- _EXERCISE OBJECTIVE_
Take each line containing the word "display" and copy it.

Extracted records:
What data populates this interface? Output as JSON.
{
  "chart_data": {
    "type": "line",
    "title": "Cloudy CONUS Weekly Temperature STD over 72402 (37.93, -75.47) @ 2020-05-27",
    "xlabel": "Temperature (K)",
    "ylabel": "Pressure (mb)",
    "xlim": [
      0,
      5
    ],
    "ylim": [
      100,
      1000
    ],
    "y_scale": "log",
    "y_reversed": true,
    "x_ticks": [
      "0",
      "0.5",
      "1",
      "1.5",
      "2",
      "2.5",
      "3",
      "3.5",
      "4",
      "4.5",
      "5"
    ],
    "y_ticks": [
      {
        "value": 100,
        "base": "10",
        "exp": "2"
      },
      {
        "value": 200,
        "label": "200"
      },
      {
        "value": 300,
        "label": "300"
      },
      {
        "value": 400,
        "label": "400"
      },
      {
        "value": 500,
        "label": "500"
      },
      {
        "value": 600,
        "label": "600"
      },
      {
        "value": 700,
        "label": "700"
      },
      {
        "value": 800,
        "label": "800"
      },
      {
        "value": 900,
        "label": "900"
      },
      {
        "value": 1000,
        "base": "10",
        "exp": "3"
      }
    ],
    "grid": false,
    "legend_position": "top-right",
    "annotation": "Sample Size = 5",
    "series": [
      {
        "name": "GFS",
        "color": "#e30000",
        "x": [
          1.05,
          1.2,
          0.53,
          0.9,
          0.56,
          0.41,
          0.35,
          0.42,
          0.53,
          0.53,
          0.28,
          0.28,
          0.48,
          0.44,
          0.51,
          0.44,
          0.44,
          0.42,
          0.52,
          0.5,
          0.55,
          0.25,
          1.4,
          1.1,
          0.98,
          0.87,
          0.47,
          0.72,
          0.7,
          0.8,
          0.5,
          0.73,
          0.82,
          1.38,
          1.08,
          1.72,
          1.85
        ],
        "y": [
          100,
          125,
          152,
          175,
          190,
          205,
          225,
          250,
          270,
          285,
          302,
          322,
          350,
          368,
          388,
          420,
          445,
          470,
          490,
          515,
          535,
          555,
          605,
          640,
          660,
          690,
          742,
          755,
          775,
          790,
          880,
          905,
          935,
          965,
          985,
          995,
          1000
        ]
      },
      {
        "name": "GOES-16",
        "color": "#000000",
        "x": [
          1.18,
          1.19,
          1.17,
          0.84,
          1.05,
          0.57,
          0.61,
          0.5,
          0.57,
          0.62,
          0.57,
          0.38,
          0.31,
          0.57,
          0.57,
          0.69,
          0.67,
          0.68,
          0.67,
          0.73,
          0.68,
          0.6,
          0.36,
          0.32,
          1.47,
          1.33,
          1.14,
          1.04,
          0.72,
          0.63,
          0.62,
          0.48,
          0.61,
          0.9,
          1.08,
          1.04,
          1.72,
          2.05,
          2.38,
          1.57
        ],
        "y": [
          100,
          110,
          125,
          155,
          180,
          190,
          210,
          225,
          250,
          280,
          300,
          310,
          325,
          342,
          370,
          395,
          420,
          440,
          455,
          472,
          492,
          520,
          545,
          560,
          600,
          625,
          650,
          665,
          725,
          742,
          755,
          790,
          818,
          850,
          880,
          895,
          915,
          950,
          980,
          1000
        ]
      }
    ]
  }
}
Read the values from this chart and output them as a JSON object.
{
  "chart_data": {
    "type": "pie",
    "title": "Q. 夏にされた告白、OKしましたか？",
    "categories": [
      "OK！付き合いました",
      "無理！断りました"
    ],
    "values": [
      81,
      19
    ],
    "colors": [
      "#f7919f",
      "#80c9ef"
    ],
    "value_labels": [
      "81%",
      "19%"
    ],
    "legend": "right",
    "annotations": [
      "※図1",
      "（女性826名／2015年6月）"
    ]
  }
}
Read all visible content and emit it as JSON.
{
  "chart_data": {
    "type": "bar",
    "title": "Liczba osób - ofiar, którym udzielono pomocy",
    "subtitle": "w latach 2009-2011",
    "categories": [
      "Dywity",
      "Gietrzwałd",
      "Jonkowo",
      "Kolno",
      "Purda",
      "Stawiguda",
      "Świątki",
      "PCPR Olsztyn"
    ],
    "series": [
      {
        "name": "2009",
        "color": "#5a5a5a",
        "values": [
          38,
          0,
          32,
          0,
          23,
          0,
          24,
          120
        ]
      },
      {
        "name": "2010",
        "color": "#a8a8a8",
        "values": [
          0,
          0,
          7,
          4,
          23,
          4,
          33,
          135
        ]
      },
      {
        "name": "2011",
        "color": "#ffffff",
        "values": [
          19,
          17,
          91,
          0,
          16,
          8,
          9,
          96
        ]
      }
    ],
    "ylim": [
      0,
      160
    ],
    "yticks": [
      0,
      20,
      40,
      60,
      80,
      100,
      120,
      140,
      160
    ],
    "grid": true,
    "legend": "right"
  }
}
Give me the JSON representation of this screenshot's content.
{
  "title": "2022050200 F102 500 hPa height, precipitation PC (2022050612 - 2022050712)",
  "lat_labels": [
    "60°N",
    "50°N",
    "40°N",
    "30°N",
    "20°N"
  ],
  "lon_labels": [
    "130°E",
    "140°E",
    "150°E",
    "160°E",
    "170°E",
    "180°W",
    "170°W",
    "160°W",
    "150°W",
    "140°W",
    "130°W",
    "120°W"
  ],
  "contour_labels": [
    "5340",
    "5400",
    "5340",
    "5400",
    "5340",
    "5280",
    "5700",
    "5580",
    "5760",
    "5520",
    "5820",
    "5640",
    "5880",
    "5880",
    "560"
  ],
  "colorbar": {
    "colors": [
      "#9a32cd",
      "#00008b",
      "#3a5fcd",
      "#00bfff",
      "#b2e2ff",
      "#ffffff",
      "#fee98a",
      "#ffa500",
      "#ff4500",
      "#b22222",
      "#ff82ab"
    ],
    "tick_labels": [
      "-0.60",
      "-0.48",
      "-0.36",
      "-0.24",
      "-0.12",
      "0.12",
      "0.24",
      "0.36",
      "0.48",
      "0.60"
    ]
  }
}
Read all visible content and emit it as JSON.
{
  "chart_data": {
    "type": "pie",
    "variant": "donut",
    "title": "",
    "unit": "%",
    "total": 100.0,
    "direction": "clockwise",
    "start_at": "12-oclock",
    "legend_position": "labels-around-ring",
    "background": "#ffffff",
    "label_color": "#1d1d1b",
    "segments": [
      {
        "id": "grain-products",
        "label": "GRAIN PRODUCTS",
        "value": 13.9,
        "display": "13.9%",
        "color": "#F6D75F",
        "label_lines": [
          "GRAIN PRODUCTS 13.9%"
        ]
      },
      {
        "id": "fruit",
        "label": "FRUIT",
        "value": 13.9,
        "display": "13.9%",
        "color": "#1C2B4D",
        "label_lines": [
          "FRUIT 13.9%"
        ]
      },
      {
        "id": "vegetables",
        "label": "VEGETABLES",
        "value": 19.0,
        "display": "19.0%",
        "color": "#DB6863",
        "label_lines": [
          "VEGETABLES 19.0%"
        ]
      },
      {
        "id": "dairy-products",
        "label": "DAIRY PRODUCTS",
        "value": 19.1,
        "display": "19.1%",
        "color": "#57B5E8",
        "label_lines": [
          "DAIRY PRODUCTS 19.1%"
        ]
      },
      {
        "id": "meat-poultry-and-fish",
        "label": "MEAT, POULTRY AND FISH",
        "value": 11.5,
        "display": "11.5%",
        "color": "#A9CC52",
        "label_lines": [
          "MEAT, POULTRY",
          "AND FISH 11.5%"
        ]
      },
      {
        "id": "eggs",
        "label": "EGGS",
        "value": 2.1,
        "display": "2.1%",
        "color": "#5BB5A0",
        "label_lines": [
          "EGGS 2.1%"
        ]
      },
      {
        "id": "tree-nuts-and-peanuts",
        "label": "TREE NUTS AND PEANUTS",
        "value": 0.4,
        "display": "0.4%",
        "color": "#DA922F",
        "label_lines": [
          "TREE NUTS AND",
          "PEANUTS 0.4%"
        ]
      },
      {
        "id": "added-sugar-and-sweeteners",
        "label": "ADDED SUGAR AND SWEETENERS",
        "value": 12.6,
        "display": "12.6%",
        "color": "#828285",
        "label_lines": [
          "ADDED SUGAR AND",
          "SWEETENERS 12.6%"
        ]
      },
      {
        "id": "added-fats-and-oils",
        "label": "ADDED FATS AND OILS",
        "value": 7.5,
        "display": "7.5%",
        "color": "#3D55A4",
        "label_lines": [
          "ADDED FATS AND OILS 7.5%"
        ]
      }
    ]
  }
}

- _EXPECTED ANSWER_
        "display": "13.9%",
        "display": "13.9%",
        "display": "19.0%",
        "display": "19.1%",
        "display": "11.5%",
        "display": "2.1%",
        "display": "0.4%",
        "display": "12.6%",
        "display": "7.5%",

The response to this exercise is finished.